■ WRITTEN INSTRUCTION
Below is a listing to transcribe in full and exactly; keep the pictures out.

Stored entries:
========================================

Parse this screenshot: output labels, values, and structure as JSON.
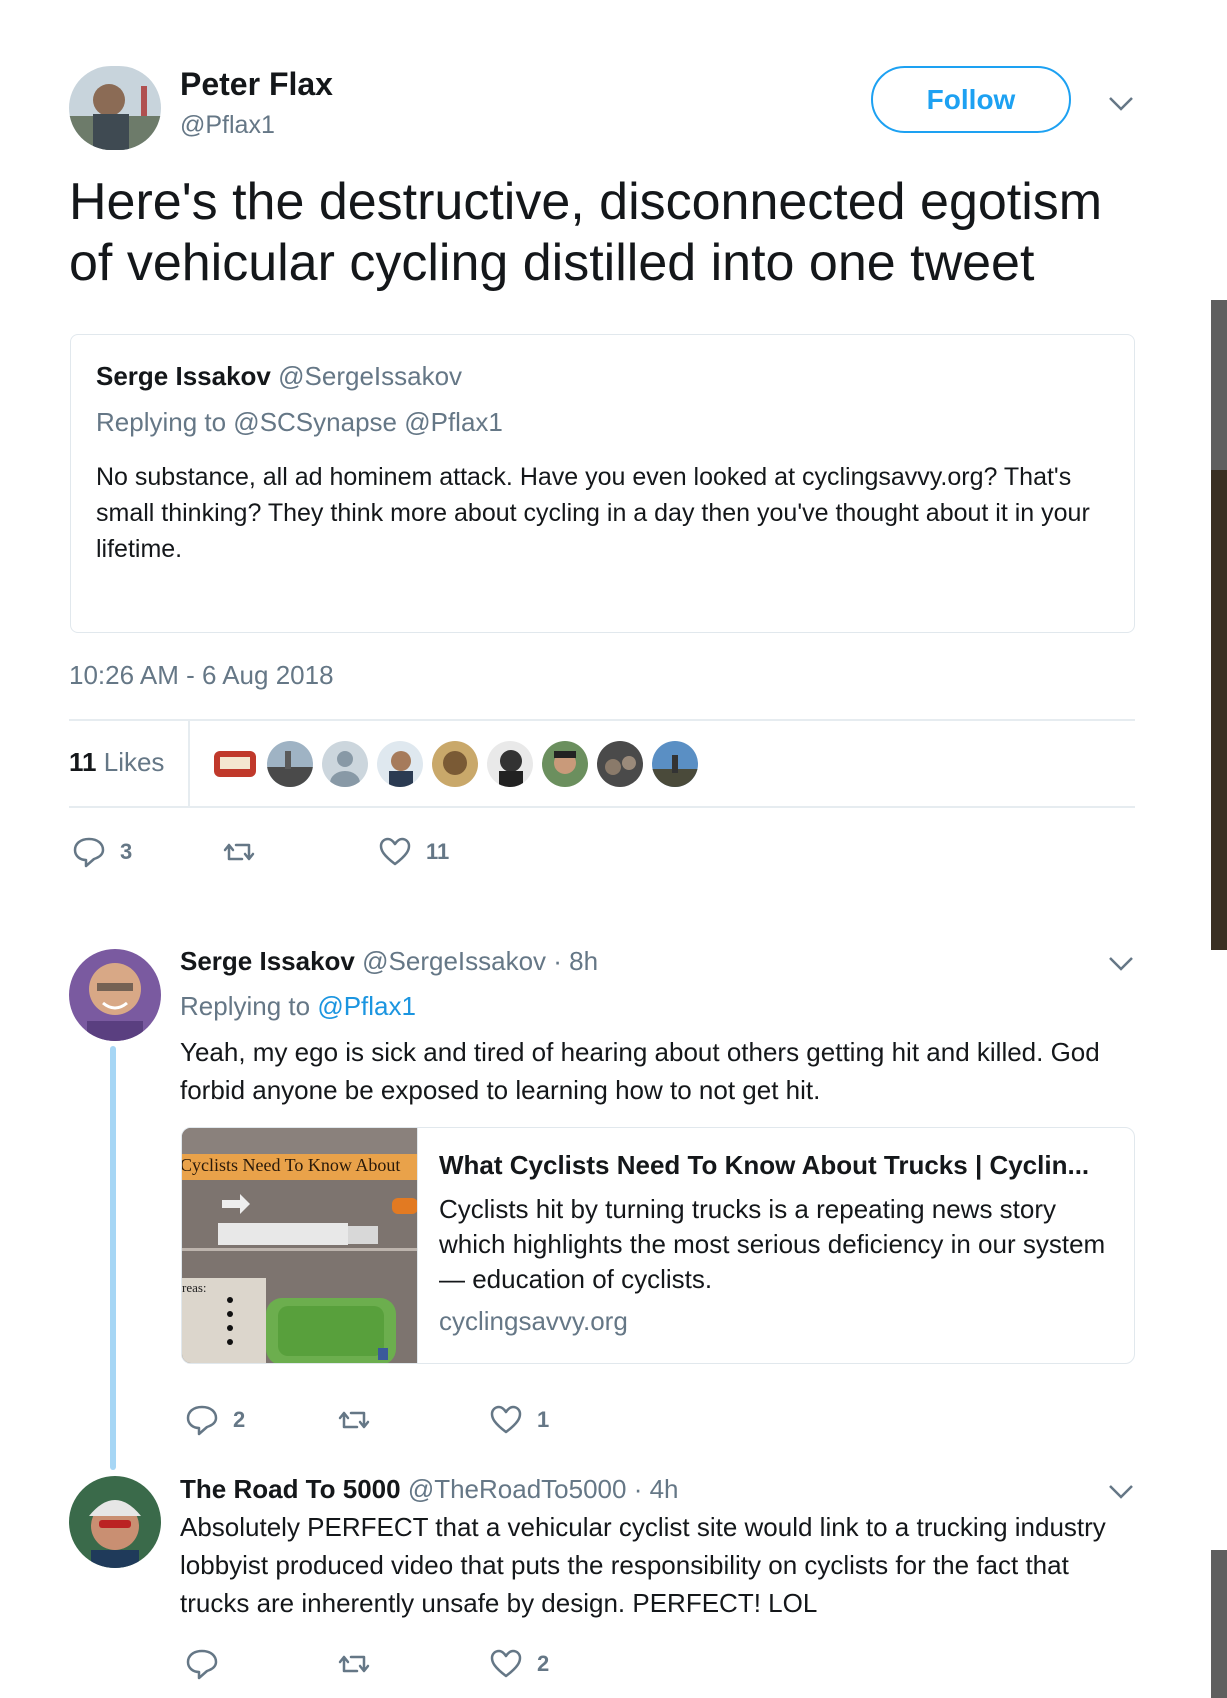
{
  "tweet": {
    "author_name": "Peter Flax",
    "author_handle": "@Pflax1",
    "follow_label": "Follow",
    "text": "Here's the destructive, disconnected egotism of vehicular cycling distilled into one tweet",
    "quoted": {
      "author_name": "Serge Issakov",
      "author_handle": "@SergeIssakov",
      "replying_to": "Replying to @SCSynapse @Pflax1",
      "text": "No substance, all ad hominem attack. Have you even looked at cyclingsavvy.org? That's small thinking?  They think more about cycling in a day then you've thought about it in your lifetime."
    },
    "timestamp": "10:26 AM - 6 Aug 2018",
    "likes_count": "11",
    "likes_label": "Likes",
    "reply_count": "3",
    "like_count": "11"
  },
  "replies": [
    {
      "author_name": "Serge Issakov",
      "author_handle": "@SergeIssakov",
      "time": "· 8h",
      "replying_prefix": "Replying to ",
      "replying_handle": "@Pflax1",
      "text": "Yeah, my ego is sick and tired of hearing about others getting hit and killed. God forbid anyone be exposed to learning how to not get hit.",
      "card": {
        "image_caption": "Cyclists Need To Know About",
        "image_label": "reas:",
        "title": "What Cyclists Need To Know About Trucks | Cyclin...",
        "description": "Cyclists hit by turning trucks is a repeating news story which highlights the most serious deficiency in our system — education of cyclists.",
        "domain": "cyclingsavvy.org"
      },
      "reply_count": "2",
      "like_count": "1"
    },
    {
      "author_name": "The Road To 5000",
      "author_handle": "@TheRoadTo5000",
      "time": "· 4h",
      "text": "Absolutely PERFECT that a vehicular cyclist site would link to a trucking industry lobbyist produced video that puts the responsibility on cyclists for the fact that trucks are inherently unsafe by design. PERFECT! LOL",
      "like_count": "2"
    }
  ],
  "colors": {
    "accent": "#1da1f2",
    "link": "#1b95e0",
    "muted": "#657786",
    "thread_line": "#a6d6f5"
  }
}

========================================

■ SOLUTION BELOW
Parse this screenshot: output labels, values, and structure as JSON.
{
  "tweet": {
    "author_name": "Peter Flax",
    "author_handle": "@Pflax1",
    "follow_label": "Follow",
    "text": "Here's the destructive, disconnected egotism of vehicular cycling distilled into one tweet",
    "quoted": {
      "author_name": "Serge Issakov",
      "author_handle": "@SergeIssakov",
      "replying_to": "Replying to @SCSynapse @Pflax1",
      "text": "No substance, all ad hominem attack. Have you even looked at cyclingsavvy.org? That's small thinking?  They think more about cycling in a day then you've thought about it in your lifetime."
    },
    "timestamp": "10:26 AM - 6 Aug 2018",
    "likes_count": "11",
    "likes_label": "Likes",
    "reply_count": "3",
    "like_count": "11"
  },
  "replies": [
    {
      "author_name": "Serge Issakov",
      "author_handle": "@SergeIssakov",
      "time": "· 8h",
      "replying_prefix": "Replying to ",
      "replying_handle": "@Pflax1",
      "text": "Yeah, my ego is sick and tired of hearing about others getting hit and killed. God forbid anyone be exposed to learning how to not get hit.",
      "card": {
        "image_caption": "Cyclists Need To Know About",
        "image_label": "reas:",
        "title": "What Cyclists Need To Know About Trucks | Cyclin...",
        "description": "Cyclists hit by turning trucks is a repeating news story which highlights the most serious deficiency in our system — education of cyclists.",
        "domain": "cyclingsavvy.org"
      },
      "reply_count": "2",
      "like_count": "1"
    },
    {
      "author_name": "The Road To 5000",
      "author_handle": "@TheRoadTo5000",
      "time": "· 4h",
      "text": "Absolutely PERFECT that a vehicular cyclist site would link to a trucking industry lobbyist produced video that puts the responsibility on cyclists for the fact that trucks are inherently unsafe by design. PERFECT! LOL",
      "like_count": "2"
    }
  ],
  "colors": {
    "accent": "#1da1f2",
    "link": "#1b95e0",
    "muted": "#657786",
    "thread_line": "#a6d6f5"
  }
}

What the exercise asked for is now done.